**WRITTEN REQUEST:** Write out the data again exactly, skipping every picture.
--*--
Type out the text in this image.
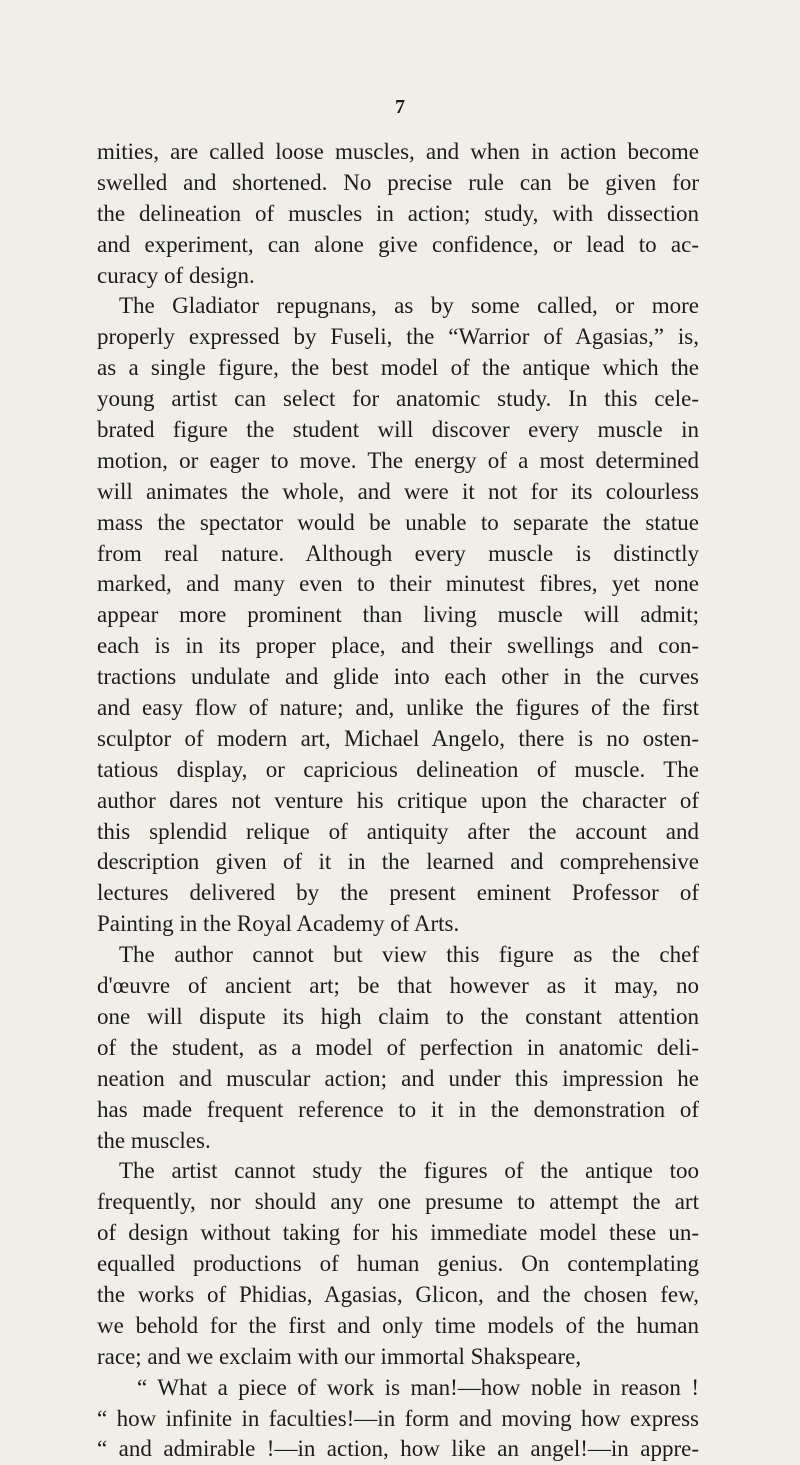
7
mities, are called loose muscles, and when in action become
swelled and shortened. No precise rule can be given for
the delineation of muscles in action; study, with dissection
and experiment, can alone give confidence, or lead to ac-
curacy of design.
The Gladiator repugnans, as by some called, or more
properly expressed by Fuseli, the “Warrior of Agasias,” is,
as a single figure, the best model of the antique which the
young artist can select for anatomic study. In this cele-
brated figure the student will discover every muscle in
motion, or eager to move. The energy of a most determined
will animates the whole, and were it not for its colourless
mass the spectator would be unable to separate the statue
from real nature. Although every muscle is distinctly
marked, and many even to their minutest fibres, yet none
appear more prominent than living muscle will admit;
each is in its proper place, and their swellings and con-
tractions undulate and glide into each other in the curves
and easy flow of nature; and, unlike the figures of the first
sculptor of modern art, Michael Angelo, there is no osten-
tatious display, or capricious delineation of muscle. The
author dares not venture his critique upon the character of
this splendid relique of antiquity after the account and
description given of it in the learned and comprehensive
lectures delivered by the present eminent Professor of
Painting in the Royal Academy of Arts.
The author cannot but view this figure as the chef
d'œuvre of ancient art; be that however as it may, no
one will dispute its high claim to the constant attention
of the student, as a model of perfection in anatomic deli-
neation and muscular action; and under this impression he
has made frequent reference to it in the demonstration of
the muscles.
The artist cannot study the figures of the antique too
frequently, nor should any one presume to attempt the art
of design without taking for his immediate model these un-
equalled productions of human genius. On contemplating
the works of Phidias, Agasias, Glicon, and the chosen few,
we behold for the first and only time models of the human
race; and we exclaim with our immortal Shakspeare,
“ What a piece of work is man!—how noble in reason !
“ how infinite in faculties!—in form and moving how express
“ and admirable !—in action, how like an angel!—in appre-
--*--
**ANSWER TO THE EXERCISE:**
Type out the text in this image.
7
mities, are called loose muscles, and when in action become
swelled and shortened. No precise rule can be given for
the delineation of muscles in action; study, with dissection
and experiment, can alone give confidence, or lead to ac-
curacy of design.
The Gladiator repugnans, as by some called, or more
properly expressed by Fuseli, the “Warrior of Agasias,” is,
as a single figure, the best model of the antique which the
young artist can select for anatomic study. In this cele-
brated figure the student will discover every muscle in
motion, or eager to move. The energy of a most determined
will animates the whole, and were it not for its colourless
mass the spectator would be unable to separate the statue
from real nature. Although every muscle is distinctly
marked, and many even to their minutest fibres, yet none
appear more prominent than living muscle will admit;
each is in its proper place, and their swellings and con-
tractions undulate and glide into each other in the curves
and easy flow of nature; and, unlike the figures of the first
sculptor of modern art, Michael Angelo, there is no osten-
tatious display, or capricious delineation of muscle. The
author dares not venture his critique upon the character of
this splendid relique of antiquity after the account and
description given of it in the learned and comprehensive
lectures delivered by the present eminent Professor of
Painting in the Royal Academy of Arts.
The author cannot but view this figure as the chef
d'œuvre of ancient art; be that however as it may, no
one will dispute its high claim to the constant attention
of the student, as a model of perfection in anatomic deli-
neation and muscular action; and under this impression he
has made frequent reference to it in the demonstration of
the muscles.
The artist cannot study the figures of the antique too
frequently, nor should any one presume to attempt the art
of design without taking for his immediate model these un-
equalled productions of human genius. On contemplating
the works of Phidias, Agasias, Glicon, and the chosen few,
we behold for the first and only time models of the human
race; and we exclaim with our immortal Shakspeare,
“ What a piece of work is man!—how noble in reason !
“ how infinite in faculties!—in form and moving how express
“ and admirable !—in action, how like an angel!—in appre-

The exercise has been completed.